[Records contained in a dataset]
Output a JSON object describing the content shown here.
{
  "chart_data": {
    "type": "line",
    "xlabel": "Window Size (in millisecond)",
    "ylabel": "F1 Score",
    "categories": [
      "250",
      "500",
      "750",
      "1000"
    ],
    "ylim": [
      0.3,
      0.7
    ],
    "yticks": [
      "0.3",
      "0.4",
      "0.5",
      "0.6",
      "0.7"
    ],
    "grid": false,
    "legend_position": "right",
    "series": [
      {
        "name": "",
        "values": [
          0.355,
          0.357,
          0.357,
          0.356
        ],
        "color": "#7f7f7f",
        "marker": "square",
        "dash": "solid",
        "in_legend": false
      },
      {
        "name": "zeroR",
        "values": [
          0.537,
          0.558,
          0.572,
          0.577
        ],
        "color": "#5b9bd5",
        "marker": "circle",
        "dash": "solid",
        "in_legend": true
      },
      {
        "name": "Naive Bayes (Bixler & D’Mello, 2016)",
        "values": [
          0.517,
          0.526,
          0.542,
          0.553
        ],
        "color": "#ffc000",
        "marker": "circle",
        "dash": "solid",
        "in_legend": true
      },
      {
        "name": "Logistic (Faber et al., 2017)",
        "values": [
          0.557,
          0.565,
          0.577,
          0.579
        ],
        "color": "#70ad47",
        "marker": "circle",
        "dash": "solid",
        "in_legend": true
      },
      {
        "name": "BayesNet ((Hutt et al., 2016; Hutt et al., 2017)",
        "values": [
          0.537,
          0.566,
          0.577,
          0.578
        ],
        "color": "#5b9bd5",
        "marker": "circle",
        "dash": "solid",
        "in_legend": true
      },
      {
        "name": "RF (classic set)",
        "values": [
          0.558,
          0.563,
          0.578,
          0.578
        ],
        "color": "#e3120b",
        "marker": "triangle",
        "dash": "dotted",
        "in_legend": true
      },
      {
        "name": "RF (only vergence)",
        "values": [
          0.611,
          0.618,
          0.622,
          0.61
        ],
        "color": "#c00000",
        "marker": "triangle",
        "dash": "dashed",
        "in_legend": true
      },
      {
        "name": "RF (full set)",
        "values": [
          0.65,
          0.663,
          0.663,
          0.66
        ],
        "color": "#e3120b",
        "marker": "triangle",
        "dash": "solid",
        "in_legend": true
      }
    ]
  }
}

#### [Exercise brief]
Print out all the entries precisely as written.

#### [Output of the exercise]
Output a JSON object describing the content shown here.
{
  "chart_data": {
    "type": "line",
    "xlabel": "Window Size (in millisecond)",
    "ylabel": "F1 Score",
    "categories": [
      "250",
      "500",
      "750",
      "1000"
    ],
    "ylim": [
      0.3,
      0.7
    ],
    "yticks": [
      "0.3",
      "0.4",
      "0.5",
      "0.6",
      "0.7"
    ],
    "grid": false,
    "legend_position": "right",
    "series": [
      {
        "name": "",
        "values": [
          0.355,
          0.357,
          0.357,
          0.356
        ],
        "color": "#7f7f7f",
        "marker": "square",
        "dash": "solid",
        "in_legend": false
      },
      {
        "name": "zeroR",
        "values": [
          0.537,
          0.558,
          0.572,
          0.577
        ],
        "color": "#5b9bd5",
        "marker": "circle",
        "dash": "solid",
        "in_legend": true
      },
      {
        "name": "Naive Bayes (Bixler & D’Mello, 2016)",
        "values": [
          0.517,
          0.526,
          0.542,
          0.553
        ],
        "color": "#ffc000",
        "marker": "circle",
        "dash": "solid",
        "in_legend": true
      },
      {
        "name": "Logistic (Faber et al., 2017)",
        "values": [
          0.557,
          0.565,
          0.577,
          0.579
        ],
        "color": "#70ad47",
        "marker": "circle",
        "dash": "solid",
        "in_legend": true
      },
      {
        "name": "BayesNet ((Hutt et al., 2016; Hutt et al., 2017)",
        "values": [
          0.537,
          0.566,
          0.577,
          0.578
        ],
        "color": "#5b9bd5",
        "marker": "circle",
        "dash": "solid",
        "in_legend": true
      },
      {
        "name": "RF (classic set)",
        "values": [
          0.558,
          0.563,
          0.578,
          0.578
        ],
        "color": "#e3120b",
        "marker": "triangle",
        "dash": "dotted",
        "in_legend": true
      },
      {
        "name": "RF (only vergence)",
        "values": [
          0.611,
          0.618,
          0.622,
          0.61
        ],
        "color": "#c00000",
        "marker": "triangle",
        "dash": "dashed",
        "in_legend": true
      },
      {
        "name": "RF (full set)",
        "values": [
          0.65,
          0.663,
          0.663,
          0.66
        ],
        "color": "#e3120b",
        "marker": "triangle",
        "dash": "solid",
        "in_legend": true
      }
    ]
  }
}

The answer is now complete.